What you need to do:
Work through the data and report how many lines include the string "Change", giving the number alone.

Record set:
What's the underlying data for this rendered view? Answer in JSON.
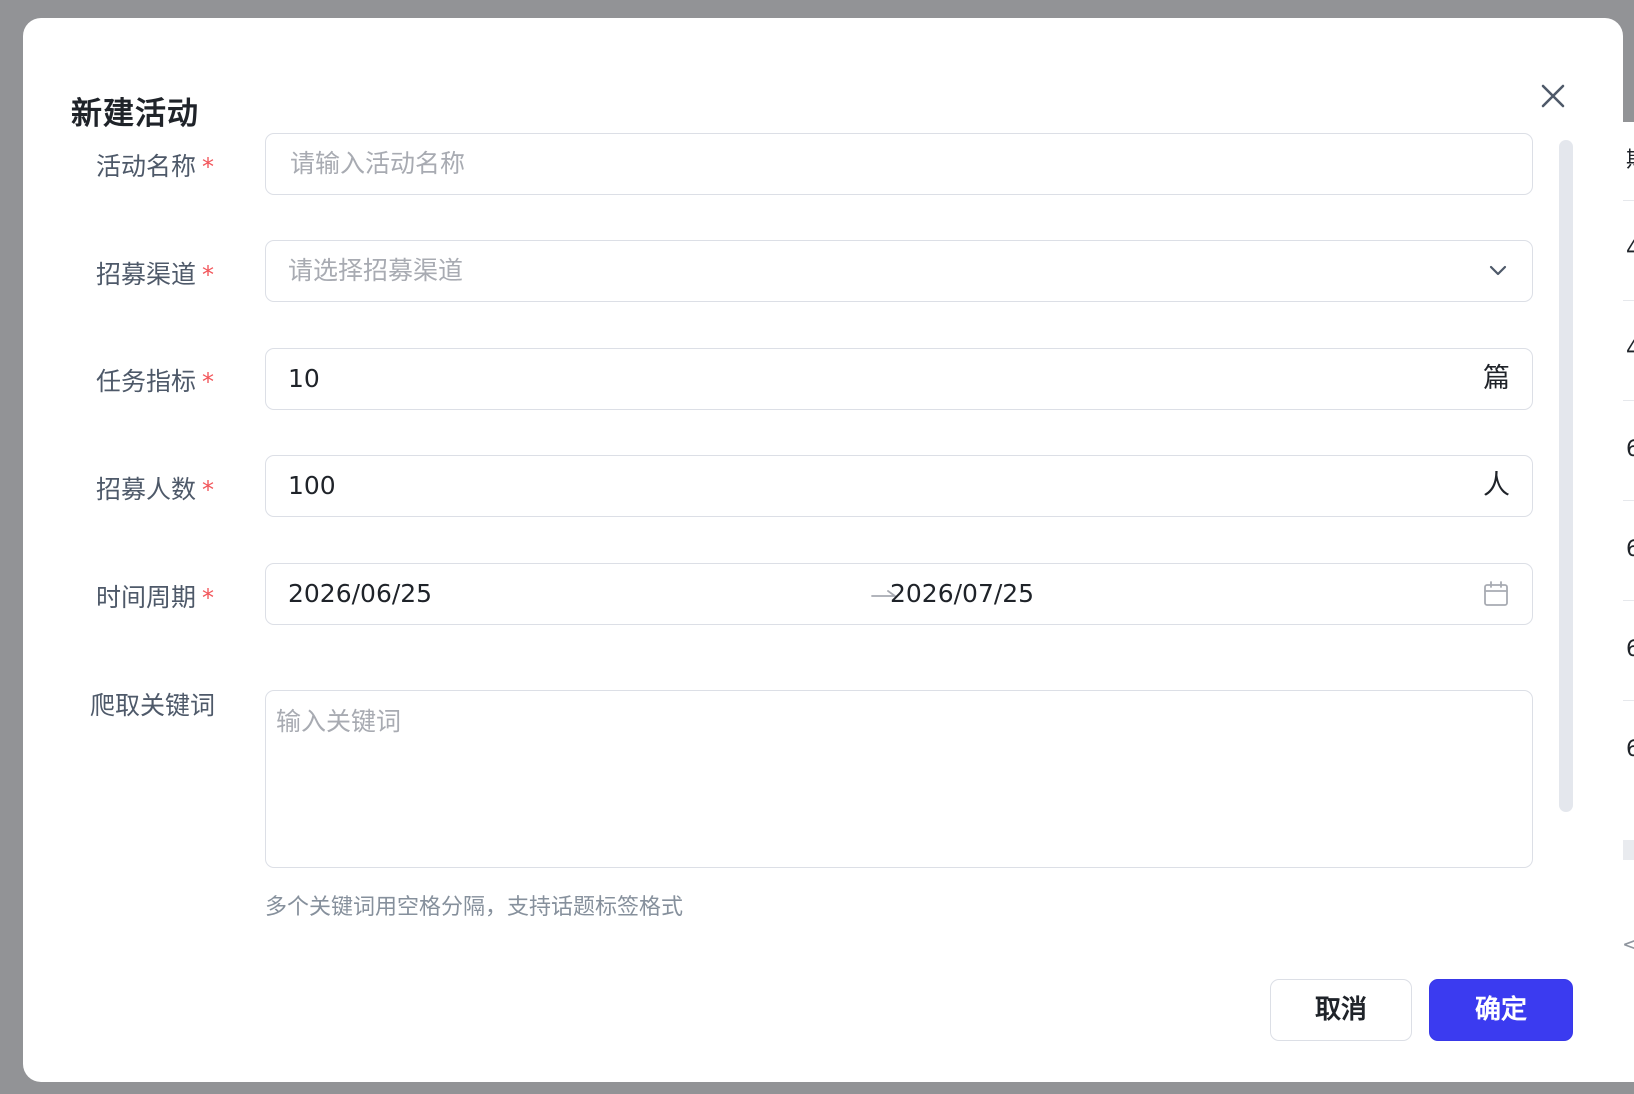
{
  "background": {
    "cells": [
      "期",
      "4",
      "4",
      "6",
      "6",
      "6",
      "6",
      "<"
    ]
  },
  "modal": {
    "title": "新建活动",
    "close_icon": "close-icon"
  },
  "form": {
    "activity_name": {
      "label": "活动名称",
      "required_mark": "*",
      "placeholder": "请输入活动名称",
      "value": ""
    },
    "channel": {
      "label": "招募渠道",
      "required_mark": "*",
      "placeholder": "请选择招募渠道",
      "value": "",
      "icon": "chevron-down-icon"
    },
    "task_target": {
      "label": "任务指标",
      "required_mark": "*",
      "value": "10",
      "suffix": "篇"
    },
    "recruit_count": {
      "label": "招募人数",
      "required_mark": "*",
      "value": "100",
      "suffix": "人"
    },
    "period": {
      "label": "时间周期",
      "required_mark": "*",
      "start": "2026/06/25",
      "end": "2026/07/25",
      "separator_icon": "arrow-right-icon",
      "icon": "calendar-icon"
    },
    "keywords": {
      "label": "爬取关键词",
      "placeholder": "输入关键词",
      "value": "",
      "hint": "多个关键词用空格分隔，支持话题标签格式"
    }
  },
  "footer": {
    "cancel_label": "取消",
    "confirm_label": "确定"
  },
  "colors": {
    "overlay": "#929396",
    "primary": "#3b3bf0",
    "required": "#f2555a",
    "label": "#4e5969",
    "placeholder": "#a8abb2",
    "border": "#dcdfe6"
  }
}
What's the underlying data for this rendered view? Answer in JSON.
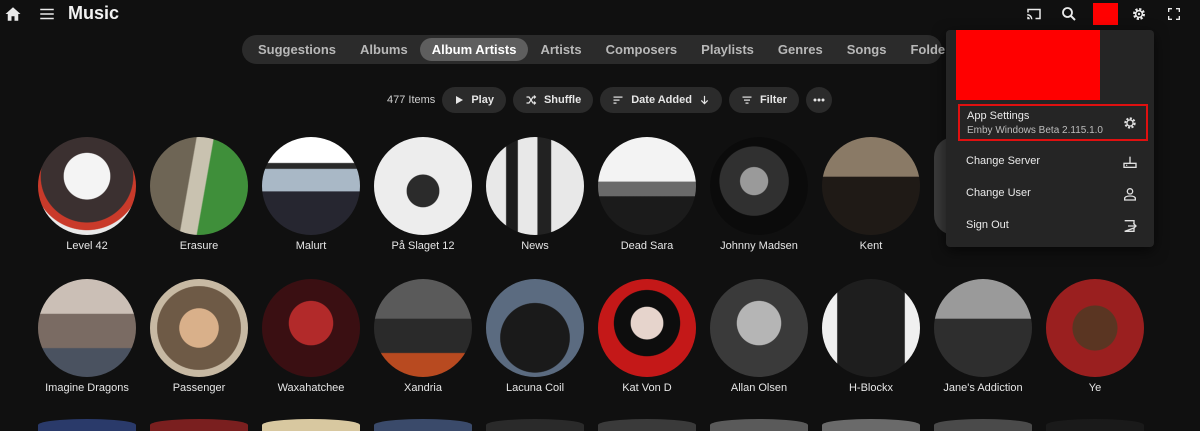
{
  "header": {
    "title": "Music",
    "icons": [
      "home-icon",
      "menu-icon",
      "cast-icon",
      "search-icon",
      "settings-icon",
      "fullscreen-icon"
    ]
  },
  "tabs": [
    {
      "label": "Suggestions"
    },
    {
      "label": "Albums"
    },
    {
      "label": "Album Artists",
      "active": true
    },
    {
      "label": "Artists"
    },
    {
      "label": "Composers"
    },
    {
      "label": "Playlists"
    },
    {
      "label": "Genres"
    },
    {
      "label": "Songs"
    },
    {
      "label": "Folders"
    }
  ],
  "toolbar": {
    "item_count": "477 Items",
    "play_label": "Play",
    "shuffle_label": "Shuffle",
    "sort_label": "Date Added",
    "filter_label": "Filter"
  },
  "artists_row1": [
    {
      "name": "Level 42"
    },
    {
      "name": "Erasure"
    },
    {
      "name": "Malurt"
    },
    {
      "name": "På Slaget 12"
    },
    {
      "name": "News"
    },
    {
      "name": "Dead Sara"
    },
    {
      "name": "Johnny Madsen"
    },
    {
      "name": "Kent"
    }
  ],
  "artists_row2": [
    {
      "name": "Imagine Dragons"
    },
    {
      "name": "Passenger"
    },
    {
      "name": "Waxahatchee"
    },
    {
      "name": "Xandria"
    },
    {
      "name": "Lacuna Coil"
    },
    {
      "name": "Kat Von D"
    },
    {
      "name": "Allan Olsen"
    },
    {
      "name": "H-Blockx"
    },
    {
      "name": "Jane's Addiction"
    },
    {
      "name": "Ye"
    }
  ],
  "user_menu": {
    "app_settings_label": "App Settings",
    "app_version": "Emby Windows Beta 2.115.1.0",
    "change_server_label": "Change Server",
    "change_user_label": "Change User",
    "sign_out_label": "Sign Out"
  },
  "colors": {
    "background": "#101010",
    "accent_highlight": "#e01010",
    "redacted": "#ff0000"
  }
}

* * *

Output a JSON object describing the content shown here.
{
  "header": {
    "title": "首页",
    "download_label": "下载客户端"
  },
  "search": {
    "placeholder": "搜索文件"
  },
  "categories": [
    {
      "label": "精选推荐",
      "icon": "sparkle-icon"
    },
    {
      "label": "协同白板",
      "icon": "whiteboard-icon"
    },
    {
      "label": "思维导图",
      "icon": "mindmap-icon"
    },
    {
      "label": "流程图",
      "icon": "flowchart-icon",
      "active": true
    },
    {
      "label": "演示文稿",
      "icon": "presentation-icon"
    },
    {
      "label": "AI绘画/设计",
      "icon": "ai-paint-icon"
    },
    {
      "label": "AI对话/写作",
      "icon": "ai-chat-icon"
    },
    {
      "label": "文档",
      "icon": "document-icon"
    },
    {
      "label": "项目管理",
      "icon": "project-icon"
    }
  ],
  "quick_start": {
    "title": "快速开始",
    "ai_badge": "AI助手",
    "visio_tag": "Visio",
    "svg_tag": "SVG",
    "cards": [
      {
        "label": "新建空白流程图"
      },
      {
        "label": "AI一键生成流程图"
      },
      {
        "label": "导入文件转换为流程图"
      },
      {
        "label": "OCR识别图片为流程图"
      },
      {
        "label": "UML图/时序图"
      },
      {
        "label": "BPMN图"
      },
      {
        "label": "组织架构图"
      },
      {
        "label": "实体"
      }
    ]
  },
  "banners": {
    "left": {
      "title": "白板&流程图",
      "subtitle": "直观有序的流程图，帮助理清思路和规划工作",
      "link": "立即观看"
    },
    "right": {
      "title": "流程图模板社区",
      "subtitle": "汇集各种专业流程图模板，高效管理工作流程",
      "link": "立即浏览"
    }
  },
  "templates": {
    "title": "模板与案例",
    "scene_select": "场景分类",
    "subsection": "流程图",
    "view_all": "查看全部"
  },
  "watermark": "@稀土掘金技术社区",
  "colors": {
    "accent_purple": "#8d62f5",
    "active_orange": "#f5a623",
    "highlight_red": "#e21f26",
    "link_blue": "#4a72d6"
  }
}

Task output:
2